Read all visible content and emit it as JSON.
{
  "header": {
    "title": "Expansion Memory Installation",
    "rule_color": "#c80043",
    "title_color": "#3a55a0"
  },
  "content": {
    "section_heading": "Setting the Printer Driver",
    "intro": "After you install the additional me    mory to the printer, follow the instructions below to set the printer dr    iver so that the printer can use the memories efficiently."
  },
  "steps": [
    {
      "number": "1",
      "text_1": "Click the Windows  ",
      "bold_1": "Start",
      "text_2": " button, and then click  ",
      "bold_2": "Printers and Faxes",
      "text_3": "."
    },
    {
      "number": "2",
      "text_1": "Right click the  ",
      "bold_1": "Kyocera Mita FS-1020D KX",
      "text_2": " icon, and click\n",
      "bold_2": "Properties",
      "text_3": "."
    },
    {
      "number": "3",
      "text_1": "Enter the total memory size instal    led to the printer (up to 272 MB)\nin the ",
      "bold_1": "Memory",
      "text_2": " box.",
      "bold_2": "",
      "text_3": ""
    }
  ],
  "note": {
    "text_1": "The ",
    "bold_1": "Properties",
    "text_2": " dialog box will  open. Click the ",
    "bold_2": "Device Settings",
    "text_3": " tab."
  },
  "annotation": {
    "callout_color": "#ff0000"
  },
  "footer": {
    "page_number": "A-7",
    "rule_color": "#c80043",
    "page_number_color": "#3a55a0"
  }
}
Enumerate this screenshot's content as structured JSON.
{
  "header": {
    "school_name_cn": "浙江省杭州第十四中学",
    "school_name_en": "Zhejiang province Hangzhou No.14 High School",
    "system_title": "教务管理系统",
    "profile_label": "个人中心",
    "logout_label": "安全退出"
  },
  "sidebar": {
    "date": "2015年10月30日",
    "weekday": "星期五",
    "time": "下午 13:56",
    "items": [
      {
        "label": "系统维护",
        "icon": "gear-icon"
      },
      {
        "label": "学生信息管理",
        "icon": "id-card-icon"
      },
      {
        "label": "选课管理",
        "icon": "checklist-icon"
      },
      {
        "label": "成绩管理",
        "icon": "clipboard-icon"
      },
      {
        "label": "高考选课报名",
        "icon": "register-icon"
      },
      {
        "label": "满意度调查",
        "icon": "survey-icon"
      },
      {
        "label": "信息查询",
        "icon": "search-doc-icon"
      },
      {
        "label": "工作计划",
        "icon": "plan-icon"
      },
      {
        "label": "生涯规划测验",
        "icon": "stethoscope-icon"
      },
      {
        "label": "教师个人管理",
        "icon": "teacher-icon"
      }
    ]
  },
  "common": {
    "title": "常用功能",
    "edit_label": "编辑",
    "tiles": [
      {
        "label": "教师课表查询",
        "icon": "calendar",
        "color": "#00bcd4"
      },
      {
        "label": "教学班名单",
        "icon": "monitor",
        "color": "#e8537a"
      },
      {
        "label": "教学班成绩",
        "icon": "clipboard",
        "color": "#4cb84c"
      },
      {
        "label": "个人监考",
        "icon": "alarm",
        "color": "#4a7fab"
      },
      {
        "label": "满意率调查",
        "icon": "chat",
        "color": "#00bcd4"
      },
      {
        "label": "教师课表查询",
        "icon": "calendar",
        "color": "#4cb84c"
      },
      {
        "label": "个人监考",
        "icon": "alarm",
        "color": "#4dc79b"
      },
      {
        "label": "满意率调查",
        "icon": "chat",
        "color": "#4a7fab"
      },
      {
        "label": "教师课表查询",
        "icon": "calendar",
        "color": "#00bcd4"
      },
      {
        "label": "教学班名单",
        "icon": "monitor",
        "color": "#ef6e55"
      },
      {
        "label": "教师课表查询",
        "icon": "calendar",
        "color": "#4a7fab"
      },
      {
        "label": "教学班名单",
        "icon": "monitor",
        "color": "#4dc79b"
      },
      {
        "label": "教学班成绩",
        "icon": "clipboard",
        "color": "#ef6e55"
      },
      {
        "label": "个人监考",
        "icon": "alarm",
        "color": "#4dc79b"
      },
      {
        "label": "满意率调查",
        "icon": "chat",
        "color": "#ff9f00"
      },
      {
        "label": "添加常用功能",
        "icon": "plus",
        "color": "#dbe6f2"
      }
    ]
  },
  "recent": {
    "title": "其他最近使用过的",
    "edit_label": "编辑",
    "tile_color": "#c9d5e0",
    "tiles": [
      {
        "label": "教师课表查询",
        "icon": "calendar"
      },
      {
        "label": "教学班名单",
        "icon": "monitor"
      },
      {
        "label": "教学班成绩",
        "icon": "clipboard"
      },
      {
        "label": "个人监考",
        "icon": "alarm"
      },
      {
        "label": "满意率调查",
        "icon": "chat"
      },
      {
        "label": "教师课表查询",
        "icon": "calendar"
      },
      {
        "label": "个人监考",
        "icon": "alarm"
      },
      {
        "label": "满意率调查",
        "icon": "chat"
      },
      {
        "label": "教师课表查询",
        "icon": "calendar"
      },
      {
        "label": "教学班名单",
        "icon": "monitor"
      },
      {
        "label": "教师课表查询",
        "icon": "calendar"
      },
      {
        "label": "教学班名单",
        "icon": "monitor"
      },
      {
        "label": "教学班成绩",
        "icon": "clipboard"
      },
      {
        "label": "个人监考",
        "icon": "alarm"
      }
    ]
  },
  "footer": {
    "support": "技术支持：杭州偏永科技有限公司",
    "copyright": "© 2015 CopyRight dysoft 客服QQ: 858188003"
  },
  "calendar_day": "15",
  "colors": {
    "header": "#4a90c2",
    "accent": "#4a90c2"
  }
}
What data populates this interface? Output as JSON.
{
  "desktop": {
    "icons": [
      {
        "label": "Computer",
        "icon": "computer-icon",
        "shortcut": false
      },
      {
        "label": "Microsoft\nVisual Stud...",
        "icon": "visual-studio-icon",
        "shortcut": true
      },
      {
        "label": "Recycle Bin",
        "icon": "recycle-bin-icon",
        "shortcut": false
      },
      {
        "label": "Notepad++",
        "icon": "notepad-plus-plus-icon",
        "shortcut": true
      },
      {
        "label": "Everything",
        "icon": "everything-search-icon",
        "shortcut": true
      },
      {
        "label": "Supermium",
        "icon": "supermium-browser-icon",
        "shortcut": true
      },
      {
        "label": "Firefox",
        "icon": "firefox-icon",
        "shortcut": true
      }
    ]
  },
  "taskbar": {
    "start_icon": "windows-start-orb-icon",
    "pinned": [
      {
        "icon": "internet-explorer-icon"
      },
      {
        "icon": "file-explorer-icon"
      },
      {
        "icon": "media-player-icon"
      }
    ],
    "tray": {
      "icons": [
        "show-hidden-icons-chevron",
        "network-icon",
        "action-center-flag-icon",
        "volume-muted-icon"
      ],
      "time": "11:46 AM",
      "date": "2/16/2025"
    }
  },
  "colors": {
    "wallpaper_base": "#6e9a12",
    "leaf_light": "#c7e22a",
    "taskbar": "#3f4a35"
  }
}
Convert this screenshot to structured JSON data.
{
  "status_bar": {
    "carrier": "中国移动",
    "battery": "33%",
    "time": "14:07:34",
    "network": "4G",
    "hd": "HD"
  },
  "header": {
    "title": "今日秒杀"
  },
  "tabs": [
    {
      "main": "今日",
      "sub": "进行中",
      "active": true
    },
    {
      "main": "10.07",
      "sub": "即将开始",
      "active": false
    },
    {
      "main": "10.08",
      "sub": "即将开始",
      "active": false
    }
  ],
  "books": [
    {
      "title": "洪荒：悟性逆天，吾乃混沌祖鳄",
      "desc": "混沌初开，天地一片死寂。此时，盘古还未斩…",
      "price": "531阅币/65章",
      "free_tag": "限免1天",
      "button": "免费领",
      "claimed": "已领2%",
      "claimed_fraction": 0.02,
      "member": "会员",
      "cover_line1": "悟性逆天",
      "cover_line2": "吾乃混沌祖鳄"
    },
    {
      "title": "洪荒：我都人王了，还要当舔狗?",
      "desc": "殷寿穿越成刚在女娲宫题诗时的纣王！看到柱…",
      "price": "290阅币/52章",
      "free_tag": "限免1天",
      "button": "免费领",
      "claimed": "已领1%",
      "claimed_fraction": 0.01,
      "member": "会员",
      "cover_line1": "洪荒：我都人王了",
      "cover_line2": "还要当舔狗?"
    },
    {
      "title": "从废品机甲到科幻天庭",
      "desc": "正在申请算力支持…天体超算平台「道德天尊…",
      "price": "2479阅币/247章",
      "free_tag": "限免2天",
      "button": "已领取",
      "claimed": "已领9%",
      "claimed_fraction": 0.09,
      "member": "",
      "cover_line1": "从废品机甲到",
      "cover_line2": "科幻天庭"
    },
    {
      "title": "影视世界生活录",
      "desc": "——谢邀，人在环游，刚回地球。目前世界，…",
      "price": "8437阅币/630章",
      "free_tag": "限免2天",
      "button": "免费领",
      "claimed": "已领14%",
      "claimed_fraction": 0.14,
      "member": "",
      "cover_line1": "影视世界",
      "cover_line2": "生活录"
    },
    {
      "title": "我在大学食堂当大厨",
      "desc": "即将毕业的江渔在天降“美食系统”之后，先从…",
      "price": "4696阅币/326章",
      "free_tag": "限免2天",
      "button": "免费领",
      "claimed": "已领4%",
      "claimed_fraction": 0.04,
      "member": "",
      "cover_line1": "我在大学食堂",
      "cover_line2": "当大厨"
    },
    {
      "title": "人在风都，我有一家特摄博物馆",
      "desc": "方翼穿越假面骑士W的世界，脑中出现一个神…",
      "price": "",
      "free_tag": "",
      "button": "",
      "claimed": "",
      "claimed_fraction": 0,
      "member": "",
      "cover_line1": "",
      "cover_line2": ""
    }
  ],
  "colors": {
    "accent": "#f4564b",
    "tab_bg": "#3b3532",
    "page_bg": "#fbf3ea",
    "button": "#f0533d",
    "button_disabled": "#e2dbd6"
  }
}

####

**Task goal**
Select, from the listing, all lines that include the word "structured".

**Solution**
Enumerate this screenshot's content as structured JSON.
Convert this screenshot to structured JSON data.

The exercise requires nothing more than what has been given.